■ PROBLEM TO SOLVE
Copy out each line featuring the string "uken" from the entries beneath.

■ DATA RECORDS
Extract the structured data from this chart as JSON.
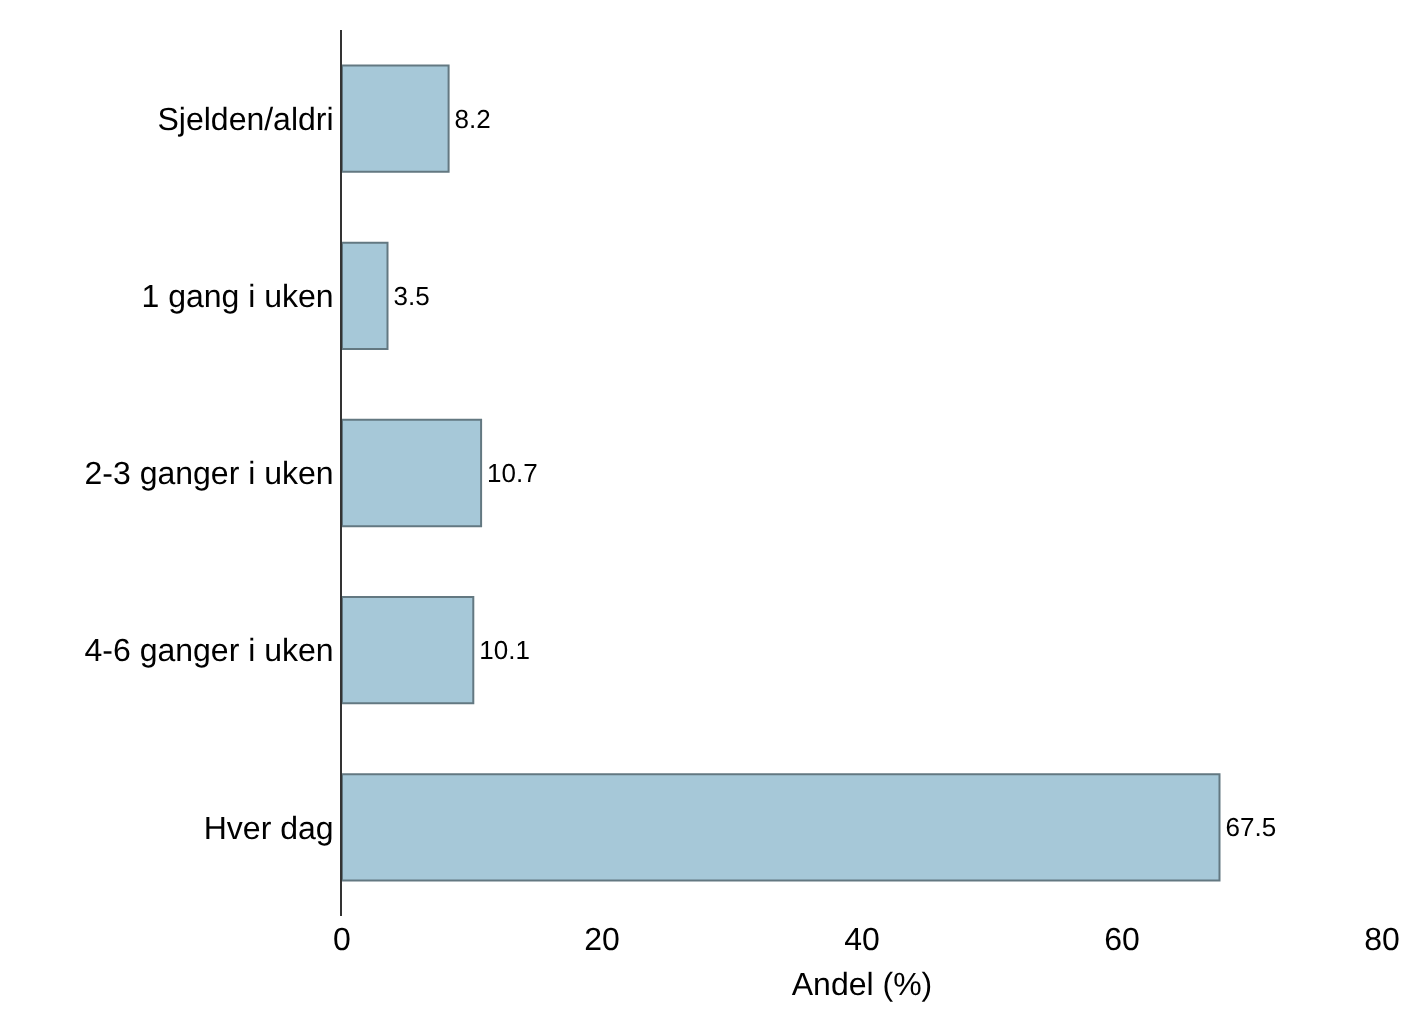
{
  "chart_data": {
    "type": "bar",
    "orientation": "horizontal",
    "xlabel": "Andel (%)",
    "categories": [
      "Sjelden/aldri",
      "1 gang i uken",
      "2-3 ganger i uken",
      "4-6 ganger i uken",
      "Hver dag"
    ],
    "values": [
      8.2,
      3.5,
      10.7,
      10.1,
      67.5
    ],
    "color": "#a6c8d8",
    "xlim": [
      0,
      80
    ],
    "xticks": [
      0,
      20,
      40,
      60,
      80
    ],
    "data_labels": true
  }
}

■ WRITTEN REPLY
      "1 gang i uken",
      "2-3 ganger i uken",
      "4-6 ganger i uken",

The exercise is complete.